▶ Written exercise:
Work out how many lines have "XAGUSD" in them. Give only that number.

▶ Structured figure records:
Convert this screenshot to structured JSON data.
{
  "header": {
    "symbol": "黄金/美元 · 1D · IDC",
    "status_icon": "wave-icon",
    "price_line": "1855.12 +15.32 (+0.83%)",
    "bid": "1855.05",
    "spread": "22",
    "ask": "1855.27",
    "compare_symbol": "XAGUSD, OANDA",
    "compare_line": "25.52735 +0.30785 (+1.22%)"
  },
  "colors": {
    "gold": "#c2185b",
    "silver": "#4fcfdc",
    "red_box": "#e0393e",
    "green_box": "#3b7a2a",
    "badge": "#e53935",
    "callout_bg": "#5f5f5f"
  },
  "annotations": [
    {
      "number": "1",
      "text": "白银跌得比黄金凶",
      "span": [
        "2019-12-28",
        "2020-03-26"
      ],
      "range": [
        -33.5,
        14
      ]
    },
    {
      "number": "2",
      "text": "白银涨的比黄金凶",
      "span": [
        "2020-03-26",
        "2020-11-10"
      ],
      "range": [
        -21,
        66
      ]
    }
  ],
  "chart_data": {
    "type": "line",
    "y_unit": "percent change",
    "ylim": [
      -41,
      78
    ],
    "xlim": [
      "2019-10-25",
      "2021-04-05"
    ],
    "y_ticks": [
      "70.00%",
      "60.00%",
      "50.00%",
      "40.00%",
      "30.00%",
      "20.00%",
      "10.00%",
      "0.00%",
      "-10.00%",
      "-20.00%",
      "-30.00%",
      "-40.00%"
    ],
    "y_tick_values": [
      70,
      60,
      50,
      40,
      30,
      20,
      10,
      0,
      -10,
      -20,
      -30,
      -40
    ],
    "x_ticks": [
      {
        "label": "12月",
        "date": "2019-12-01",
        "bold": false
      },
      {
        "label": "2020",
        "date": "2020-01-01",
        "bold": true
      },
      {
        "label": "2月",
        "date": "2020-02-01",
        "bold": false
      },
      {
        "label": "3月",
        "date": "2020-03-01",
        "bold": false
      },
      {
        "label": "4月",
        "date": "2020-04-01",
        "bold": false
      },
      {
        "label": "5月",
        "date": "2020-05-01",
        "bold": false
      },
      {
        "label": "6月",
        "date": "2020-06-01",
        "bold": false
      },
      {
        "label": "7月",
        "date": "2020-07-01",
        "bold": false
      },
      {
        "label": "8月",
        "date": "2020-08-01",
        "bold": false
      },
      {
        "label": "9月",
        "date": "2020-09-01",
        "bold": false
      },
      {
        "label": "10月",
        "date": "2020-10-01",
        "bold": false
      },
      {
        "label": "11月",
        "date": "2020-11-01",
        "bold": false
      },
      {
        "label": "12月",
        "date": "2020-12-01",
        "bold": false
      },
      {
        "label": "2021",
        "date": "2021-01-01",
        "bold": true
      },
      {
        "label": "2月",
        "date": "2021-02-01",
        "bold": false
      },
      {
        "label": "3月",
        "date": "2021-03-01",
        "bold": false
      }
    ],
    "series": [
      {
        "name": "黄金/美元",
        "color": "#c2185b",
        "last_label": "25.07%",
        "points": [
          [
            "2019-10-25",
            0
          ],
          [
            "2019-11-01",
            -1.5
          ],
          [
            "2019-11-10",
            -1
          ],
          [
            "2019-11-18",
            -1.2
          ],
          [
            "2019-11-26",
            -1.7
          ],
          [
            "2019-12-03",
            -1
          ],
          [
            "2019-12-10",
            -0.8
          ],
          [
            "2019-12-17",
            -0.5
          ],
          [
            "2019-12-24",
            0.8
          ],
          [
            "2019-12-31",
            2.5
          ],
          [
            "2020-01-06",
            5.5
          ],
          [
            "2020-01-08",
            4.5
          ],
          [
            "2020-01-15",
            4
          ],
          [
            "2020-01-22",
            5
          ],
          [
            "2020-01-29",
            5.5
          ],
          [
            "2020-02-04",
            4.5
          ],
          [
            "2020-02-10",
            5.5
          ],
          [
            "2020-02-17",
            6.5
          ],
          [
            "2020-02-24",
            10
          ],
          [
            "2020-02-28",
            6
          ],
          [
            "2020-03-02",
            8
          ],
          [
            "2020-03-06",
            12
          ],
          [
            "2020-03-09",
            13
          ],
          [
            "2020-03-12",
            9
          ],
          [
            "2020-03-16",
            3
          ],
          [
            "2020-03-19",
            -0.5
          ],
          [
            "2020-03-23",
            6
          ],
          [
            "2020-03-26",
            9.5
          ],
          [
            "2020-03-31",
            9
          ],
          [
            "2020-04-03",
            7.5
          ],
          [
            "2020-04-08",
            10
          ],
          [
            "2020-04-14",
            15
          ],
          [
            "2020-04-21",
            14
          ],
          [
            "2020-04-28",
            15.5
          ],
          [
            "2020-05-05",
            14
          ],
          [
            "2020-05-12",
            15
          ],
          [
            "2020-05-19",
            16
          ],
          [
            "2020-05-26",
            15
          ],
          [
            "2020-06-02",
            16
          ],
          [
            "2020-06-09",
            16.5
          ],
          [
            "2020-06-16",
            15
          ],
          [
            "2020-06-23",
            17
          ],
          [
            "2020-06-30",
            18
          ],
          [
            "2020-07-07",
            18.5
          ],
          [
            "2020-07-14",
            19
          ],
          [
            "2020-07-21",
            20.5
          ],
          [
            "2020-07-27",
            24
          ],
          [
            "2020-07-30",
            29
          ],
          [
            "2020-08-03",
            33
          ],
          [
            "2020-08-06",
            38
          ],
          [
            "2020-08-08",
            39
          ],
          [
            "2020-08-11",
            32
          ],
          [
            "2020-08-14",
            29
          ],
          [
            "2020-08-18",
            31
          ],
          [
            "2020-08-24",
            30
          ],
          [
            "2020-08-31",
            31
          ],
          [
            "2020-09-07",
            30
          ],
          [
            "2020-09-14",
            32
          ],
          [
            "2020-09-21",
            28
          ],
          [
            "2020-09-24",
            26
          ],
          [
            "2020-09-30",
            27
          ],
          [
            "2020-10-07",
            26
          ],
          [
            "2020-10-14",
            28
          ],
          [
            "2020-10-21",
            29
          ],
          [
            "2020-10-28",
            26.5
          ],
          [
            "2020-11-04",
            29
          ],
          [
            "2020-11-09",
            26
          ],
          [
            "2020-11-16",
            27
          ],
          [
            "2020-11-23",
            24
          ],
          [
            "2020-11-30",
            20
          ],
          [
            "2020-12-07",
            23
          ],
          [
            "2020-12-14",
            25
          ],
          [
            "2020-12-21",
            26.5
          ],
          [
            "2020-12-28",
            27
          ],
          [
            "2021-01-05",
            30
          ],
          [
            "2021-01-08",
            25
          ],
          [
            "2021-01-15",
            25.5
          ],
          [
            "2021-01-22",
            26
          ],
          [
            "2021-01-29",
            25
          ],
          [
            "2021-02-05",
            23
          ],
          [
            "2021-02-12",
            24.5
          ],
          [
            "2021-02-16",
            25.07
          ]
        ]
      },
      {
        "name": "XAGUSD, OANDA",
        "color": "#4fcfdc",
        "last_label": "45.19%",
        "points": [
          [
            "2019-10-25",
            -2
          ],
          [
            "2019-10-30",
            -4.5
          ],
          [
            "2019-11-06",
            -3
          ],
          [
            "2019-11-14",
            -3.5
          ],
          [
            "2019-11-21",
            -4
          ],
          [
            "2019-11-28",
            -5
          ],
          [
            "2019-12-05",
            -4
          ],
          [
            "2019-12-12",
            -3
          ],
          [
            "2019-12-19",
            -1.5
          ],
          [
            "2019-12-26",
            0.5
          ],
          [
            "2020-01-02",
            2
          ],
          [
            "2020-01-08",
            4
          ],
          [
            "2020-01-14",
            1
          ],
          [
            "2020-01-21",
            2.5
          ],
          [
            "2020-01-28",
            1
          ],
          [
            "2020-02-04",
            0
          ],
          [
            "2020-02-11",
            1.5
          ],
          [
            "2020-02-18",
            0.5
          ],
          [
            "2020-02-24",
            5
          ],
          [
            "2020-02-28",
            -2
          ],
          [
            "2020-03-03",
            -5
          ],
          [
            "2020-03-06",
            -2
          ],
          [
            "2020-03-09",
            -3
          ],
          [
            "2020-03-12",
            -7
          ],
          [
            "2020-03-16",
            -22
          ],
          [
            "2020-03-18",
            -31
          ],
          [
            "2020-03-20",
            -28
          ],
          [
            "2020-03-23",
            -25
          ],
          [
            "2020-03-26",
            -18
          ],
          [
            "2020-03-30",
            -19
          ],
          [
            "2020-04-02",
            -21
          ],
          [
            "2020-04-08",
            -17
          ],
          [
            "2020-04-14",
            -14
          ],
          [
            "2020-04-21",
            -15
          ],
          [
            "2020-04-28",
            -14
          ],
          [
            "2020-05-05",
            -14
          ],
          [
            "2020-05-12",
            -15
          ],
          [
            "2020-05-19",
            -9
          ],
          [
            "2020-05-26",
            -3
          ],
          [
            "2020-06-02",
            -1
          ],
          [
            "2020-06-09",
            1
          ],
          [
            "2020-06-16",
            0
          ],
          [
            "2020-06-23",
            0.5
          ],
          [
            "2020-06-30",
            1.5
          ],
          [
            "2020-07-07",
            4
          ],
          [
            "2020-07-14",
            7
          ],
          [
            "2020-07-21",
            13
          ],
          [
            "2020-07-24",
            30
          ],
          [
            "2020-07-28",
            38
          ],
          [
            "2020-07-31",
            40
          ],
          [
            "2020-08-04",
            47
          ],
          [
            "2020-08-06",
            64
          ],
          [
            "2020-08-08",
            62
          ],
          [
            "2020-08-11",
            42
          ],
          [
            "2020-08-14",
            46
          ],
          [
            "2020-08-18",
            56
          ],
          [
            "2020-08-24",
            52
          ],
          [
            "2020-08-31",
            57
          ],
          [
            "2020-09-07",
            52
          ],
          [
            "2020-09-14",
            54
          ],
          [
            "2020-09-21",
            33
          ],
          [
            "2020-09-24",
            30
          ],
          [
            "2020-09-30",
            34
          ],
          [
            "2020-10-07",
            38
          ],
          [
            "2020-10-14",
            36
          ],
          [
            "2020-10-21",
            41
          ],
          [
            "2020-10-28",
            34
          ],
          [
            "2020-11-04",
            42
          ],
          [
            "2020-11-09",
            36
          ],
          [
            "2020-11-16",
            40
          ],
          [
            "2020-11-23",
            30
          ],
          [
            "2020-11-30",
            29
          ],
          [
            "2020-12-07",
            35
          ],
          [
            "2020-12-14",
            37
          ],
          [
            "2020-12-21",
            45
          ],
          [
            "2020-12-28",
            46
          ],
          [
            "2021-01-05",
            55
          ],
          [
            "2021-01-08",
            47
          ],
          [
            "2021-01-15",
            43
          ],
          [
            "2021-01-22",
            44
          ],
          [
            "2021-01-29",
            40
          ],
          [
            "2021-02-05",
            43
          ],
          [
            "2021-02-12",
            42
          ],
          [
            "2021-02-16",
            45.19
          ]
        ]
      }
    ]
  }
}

▶ Worked solution:
2